____ Data listing
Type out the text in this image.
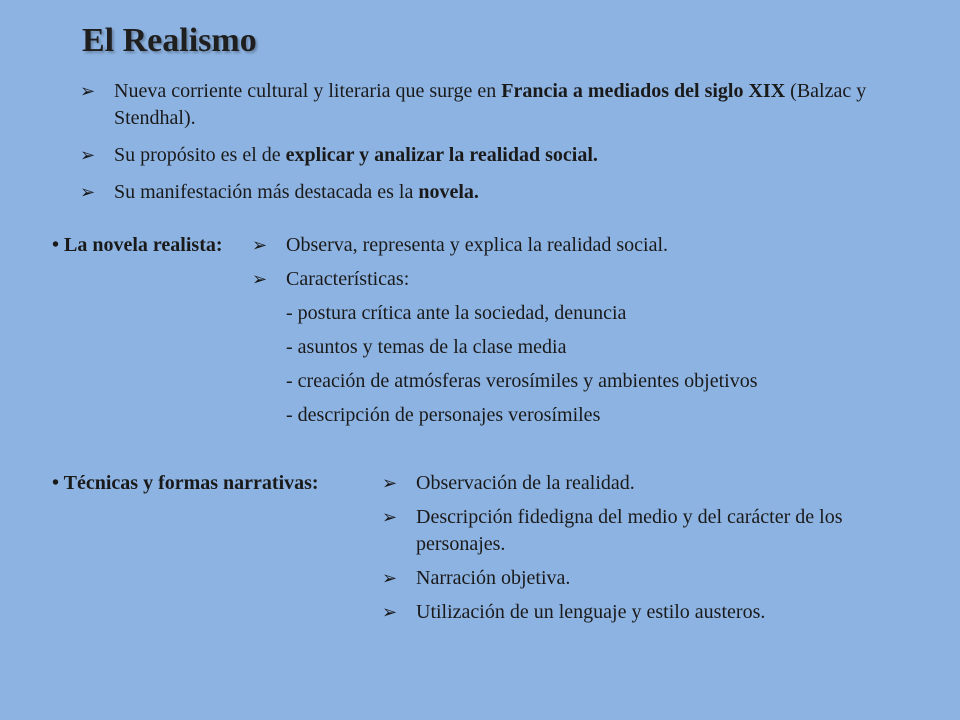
El Realismo
➢ Nueva corriente cultural y literaria que surge en Francia a mediados del siglo XIX (Balzac y Stendhal).
➢ Su propósito es el de explicar y analizar la realidad social.
➢ Su manifestación más destacada es la novela.
• La novela realista:	➢ Observa, representa y explica la realidad social.
➢ Características:
- postura crítica ante la sociedad, denuncia
- asuntos y temas de la clase media
- creación de atmósferas verosímiles y ambientes objetivos
- descripción de personajes verosímiles
• Técnicas y formas narrativas:	➢ Observación de la realidad.
➢ Descripción fidedigna del medio y del carácter de los personajes.
➢ Narración objetiva.
➢ Utilización de un lenguaje y estilo austeros.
________
● **Problem**: Quote the material word for word, dropping any images it holds.

● **Output below**:
Type out the text in this image.
El Realismo
➢ Nueva corriente cultural y literaria que surge en Francia a mediados del siglo XIX (Balzac y Stendhal).
➢ Su propósito es el de explicar y analizar la realidad social.
➢ Su manifestación más destacada es la novela.
• La novela realista:	➢ Observa, representa y explica la realidad social.
➢ Características:
- postura crítica ante la sociedad, denuncia
- asuntos y temas de la clase media
- creación de atmósferas verosímiles y ambientes objetivos
- descripción de personajes verosímiles
• Técnicas y formas narrativas:	➢ Observación de la realidad.
➢ Descripción fidedigna del medio y del carácter de los personajes.
➢ Narración objetiva.
➢ Utilización de un lenguaje y estilo austeros.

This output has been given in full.